→ WHAT YOU HAVE TO DO:
Please report every line from the material that contains the word "TradingView".

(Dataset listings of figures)
========

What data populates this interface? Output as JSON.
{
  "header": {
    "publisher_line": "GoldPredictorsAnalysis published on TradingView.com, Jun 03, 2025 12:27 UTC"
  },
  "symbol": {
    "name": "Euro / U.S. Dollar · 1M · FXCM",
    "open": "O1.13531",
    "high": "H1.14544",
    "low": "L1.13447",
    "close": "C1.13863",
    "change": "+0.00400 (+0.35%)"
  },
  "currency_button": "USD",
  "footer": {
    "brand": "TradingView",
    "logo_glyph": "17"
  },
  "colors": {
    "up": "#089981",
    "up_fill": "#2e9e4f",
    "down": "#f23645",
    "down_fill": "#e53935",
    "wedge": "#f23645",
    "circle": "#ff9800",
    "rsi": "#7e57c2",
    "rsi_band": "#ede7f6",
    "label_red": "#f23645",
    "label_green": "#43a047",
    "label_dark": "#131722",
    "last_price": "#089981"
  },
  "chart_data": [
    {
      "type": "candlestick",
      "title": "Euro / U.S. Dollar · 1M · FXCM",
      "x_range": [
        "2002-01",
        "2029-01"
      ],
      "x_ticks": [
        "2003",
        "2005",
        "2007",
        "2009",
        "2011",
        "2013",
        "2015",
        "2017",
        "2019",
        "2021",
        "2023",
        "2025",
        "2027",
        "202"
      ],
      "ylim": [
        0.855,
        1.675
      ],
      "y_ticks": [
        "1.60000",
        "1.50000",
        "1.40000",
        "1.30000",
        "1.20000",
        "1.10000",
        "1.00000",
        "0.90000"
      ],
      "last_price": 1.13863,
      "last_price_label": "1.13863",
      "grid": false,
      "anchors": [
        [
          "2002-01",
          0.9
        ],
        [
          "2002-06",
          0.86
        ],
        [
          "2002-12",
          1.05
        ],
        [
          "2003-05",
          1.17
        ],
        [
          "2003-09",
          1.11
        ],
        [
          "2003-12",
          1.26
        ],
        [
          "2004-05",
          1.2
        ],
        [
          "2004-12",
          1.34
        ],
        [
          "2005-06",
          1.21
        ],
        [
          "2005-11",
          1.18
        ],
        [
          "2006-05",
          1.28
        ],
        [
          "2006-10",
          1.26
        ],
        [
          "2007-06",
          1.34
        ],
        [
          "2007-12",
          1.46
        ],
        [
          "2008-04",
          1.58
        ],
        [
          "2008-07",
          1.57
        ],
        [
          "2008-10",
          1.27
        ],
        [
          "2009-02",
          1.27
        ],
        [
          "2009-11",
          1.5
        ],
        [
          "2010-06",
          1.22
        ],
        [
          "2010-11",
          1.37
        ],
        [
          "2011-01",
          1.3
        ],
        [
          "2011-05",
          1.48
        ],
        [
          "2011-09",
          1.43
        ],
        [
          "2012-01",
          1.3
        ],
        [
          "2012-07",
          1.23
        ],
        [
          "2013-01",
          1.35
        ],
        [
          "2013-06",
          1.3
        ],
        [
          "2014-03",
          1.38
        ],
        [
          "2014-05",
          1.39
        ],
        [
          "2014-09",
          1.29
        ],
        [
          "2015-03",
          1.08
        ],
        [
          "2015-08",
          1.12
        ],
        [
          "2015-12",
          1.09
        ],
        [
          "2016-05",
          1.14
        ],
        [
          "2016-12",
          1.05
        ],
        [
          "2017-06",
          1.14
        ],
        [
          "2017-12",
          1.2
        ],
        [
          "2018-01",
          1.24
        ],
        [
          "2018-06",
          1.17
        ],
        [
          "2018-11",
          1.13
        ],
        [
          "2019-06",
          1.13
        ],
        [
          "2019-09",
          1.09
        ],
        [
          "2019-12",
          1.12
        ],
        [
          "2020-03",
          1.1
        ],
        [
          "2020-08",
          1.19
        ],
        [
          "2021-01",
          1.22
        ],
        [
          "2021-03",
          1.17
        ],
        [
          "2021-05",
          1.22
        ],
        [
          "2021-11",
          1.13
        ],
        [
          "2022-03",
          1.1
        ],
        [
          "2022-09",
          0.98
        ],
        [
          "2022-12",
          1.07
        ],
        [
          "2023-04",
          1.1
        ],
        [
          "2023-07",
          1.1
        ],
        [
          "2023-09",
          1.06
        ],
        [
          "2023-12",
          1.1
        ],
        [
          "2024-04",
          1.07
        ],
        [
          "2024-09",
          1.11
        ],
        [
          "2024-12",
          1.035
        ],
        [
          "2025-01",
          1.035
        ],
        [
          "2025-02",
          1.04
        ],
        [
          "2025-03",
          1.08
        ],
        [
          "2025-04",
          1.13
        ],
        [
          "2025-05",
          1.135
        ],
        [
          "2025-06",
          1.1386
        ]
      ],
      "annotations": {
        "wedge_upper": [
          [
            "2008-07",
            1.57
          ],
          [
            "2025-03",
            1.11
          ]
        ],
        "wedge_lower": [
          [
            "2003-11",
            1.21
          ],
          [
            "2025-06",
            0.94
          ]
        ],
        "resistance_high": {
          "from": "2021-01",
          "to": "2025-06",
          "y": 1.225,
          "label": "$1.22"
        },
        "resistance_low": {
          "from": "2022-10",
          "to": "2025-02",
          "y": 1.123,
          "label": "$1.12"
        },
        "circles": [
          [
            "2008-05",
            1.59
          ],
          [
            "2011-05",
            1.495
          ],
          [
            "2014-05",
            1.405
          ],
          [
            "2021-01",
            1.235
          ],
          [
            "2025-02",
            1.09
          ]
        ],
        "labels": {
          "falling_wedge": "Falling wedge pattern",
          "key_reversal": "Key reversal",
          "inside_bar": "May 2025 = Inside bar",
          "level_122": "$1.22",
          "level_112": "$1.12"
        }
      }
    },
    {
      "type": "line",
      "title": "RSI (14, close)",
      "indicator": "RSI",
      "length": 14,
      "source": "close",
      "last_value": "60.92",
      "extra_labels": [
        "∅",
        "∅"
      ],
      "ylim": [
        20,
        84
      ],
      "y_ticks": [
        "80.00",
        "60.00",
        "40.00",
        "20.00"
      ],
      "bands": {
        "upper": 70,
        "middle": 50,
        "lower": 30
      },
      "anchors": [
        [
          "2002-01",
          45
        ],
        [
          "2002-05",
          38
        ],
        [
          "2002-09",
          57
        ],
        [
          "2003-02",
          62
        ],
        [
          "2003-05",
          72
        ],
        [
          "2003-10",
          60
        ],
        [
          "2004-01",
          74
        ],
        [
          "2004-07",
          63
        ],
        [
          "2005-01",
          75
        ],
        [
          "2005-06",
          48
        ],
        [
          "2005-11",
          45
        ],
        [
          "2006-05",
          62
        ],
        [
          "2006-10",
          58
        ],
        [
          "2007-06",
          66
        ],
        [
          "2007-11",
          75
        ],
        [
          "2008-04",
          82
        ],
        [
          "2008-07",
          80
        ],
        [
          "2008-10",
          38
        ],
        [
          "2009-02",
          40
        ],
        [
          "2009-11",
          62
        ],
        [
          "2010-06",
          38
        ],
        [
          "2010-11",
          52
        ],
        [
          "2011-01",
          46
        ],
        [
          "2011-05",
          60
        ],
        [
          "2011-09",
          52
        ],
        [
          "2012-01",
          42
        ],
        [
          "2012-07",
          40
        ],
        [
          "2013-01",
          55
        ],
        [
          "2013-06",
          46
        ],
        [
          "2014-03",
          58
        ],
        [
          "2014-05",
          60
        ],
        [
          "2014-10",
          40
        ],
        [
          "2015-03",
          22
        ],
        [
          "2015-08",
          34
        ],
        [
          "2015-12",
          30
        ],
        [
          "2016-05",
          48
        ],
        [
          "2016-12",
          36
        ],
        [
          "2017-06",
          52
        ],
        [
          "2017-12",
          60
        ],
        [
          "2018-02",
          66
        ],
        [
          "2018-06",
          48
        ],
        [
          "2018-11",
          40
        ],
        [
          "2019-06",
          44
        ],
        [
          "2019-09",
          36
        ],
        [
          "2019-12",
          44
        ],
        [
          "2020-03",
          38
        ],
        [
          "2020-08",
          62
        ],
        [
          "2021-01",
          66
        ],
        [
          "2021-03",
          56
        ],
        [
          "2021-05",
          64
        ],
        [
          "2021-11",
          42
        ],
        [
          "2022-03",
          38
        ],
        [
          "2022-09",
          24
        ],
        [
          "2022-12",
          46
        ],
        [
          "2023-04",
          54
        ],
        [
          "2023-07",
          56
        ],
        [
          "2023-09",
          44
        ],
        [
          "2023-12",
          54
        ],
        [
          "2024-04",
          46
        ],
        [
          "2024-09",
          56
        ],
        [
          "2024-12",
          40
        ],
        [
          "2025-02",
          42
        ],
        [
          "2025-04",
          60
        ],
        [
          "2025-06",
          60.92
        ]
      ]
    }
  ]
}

========

→ SOLUTION TO THIS TASK:
    "publisher_line": "GoldPredictorsAnalysis published on TradingView.com, Jun 03, 2025 12:27 UTC"
    "brand": "TradingView",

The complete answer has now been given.